[Collected data]
◇ ◇ ◇ ◇ ◇ ◇ ◇
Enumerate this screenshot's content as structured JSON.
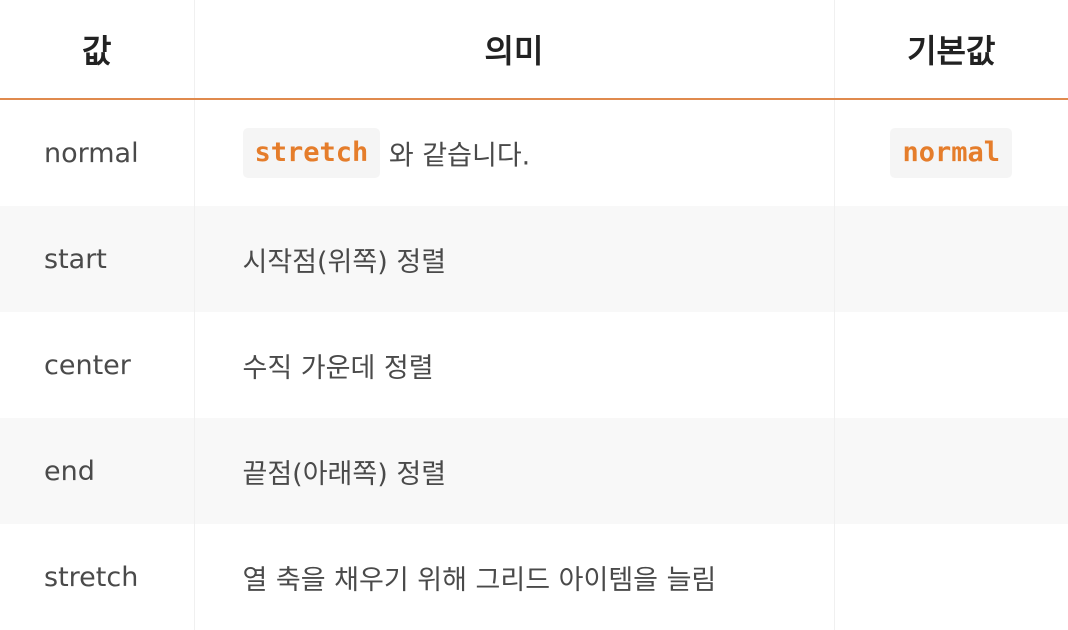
{
  "header": {
    "value": "값",
    "meaning": "의미",
    "default": "기본값"
  },
  "rows": [
    {
      "value": "normal",
      "meaning_code": "stretch",
      "meaning_text": " 와 같습니다.",
      "default_code": "normal"
    },
    {
      "value": "start",
      "meaning_text": "시작점(위쪽) 정렬"
    },
    {
      "value": "center",
      "meaning_text": "수직 가운데 정렬"
    },
    {
      "value": "end",
      "meaning_text": "끝점(아래쪽) 정렬"
    },
    {
      "value": "stretch",
      "meaning_text": "열 축을 채우기 위해 그리드 아이템을 늘림"
    }
  ],
  "colors": {
    "accent": "#e08a4d",
    "code_text": "#e57d2b",
    "code_bg": "#f5f5f5",
    "stripe": "#f8f8f8"
  }
}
◇ ◇ ◇ ◇ ◇ ◇ ◇
[What is asked]:
Print out the whole of the material word for word, without pictures.

[Complete response]:
Enumerate this screenshot's content as structured JSON.
{
  "header": {
    "value": "값",
    "meaning": "의미",
    "default": "기본값"
  },
  "rows": [
    {
      "value": "normal",
      "meaning_code": "stretch",
      "meaning_text": " 와 같습니다.",
      "default_code": "normal"
    },
    {
      "value": "start",
      "meaning_text": "시작점(위쪽) 정렬"
    },
    {
      "value": "center",
      "meaning_text": "수직 가운데 정렬"
    },
    {
      "value": "end",
      "meaning_text": "끝점(아래쪽) 정렬"
    },
    {
      "value": "stretch",
      "meaning_text": "열 축을 채우기 위해 그리드 아이템을 늘림"
    }
  ],
  "colors": {
    "accent": "#e08a4d",
    "code_text": "#e57d2b",
    "code_bg": "#f5f5f5",
    "stripe": "#f8f8f8"
  }
}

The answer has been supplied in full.